### Job
Check each line of the data for "true" and select those that have it.
** BEGIN Data section **
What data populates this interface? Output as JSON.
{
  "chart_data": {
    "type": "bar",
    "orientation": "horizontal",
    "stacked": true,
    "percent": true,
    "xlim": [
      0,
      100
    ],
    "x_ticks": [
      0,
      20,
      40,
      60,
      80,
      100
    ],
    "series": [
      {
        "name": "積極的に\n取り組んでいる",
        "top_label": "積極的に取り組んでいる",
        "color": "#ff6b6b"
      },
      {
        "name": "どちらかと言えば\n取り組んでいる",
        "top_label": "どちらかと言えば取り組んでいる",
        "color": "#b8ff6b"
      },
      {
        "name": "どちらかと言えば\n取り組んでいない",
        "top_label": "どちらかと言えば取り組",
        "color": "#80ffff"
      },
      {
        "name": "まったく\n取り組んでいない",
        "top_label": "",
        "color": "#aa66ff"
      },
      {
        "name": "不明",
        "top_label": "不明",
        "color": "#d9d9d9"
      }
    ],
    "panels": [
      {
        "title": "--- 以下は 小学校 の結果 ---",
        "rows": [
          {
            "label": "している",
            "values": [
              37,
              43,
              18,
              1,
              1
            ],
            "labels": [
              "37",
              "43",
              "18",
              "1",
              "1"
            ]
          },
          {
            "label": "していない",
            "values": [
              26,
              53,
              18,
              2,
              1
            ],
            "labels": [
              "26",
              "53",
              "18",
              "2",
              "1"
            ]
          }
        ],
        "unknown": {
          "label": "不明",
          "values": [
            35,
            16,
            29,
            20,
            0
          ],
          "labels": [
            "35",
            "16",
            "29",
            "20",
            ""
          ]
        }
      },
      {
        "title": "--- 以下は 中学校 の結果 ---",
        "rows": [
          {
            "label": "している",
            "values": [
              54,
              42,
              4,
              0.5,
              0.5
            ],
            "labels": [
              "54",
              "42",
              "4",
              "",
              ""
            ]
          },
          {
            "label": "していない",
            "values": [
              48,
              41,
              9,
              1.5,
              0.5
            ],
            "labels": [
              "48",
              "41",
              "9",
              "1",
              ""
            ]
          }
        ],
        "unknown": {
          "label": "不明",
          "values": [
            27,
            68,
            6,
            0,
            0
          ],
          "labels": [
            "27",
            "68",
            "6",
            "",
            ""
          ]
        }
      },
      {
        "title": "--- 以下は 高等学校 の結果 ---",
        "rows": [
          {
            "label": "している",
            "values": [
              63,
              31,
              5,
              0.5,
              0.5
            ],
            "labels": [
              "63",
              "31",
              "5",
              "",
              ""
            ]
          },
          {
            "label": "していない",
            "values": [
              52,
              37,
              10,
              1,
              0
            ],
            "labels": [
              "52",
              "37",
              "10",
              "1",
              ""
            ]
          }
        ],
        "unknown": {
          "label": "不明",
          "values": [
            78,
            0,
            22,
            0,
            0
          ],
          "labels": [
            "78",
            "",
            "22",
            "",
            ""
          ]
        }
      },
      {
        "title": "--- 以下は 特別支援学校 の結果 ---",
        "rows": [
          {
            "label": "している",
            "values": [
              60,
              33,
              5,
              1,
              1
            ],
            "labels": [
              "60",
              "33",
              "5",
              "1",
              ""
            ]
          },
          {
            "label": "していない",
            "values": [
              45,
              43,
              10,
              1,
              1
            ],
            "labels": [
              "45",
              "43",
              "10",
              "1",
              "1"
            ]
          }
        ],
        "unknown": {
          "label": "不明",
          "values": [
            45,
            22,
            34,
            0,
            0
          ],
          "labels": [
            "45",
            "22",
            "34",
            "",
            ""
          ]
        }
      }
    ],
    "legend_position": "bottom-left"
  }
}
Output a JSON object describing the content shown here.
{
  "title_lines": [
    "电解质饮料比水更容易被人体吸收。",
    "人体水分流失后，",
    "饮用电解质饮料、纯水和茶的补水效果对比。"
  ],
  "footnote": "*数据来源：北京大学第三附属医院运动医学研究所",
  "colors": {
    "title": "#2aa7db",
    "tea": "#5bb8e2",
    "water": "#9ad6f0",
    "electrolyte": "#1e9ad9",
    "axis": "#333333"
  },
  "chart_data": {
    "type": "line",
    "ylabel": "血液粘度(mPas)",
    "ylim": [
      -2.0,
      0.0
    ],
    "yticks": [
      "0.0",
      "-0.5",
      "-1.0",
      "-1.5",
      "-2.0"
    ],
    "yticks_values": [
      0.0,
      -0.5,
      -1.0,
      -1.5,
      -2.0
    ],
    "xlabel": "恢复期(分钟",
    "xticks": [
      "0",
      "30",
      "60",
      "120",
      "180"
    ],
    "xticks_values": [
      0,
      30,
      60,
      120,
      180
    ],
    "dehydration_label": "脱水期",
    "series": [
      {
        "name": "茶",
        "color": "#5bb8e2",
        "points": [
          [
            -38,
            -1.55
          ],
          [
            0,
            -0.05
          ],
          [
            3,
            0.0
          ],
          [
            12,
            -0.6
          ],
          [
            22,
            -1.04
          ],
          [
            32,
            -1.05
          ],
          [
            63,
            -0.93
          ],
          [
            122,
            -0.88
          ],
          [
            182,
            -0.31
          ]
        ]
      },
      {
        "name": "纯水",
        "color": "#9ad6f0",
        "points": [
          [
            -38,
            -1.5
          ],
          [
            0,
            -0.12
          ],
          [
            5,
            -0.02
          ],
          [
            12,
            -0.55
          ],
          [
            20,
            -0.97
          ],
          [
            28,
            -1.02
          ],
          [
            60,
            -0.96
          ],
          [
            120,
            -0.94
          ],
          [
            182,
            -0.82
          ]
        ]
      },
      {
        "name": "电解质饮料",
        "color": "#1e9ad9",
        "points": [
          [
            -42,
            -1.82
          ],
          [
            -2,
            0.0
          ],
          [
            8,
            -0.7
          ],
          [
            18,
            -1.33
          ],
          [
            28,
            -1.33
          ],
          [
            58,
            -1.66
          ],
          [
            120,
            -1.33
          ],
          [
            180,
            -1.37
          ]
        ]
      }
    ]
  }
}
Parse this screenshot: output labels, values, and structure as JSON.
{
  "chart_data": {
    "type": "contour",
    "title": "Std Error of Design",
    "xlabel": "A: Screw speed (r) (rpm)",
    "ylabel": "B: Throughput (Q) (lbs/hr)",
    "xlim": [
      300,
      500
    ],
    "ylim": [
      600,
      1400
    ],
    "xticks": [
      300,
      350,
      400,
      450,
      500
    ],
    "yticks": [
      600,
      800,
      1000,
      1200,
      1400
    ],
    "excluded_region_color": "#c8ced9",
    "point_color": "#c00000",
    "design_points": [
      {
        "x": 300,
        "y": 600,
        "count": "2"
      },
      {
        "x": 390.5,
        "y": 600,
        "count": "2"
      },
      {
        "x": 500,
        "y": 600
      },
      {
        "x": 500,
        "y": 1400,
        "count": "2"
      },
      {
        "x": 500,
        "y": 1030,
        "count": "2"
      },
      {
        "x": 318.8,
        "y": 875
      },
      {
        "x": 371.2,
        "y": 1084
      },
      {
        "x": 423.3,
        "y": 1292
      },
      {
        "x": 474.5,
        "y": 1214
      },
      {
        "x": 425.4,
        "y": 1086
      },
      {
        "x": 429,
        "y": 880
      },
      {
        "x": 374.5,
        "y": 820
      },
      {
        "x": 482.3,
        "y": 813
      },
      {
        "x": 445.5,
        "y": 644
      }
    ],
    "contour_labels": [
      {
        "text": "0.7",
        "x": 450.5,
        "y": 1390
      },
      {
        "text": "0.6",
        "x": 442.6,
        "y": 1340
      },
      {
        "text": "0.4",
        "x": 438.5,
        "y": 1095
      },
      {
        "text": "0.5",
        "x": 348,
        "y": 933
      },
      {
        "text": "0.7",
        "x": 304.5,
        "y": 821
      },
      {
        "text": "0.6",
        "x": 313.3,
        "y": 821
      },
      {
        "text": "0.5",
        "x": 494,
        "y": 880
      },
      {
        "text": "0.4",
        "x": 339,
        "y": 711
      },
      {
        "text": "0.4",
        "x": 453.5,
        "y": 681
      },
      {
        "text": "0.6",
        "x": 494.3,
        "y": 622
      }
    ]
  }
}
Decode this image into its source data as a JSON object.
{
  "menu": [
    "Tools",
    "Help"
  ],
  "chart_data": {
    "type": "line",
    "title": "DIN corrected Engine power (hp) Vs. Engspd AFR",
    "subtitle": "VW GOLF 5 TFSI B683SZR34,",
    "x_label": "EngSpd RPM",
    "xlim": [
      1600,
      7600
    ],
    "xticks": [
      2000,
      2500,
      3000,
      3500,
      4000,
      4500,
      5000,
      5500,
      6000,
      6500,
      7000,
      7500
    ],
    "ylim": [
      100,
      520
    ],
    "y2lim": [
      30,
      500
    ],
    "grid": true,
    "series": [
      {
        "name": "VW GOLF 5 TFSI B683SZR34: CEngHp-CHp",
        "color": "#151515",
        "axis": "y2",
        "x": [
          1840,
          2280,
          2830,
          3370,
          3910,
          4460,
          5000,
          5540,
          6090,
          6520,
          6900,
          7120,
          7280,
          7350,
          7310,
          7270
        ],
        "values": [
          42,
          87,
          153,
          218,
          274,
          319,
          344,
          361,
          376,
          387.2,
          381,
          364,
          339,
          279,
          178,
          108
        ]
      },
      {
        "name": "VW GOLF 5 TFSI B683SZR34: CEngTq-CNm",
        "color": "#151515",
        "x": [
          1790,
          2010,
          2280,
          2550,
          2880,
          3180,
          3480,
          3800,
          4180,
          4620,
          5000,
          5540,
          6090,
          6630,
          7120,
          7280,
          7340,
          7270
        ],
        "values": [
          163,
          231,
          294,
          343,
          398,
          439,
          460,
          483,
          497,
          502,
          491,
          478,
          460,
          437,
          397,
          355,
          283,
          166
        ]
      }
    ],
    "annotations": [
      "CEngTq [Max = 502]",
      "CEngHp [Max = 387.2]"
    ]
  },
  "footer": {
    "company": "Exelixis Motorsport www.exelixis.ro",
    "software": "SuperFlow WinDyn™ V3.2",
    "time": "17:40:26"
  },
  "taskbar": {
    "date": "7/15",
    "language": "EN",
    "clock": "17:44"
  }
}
** END Data section **
### Solution
    "stacked": true,
    "percent": true,
    "grid": true,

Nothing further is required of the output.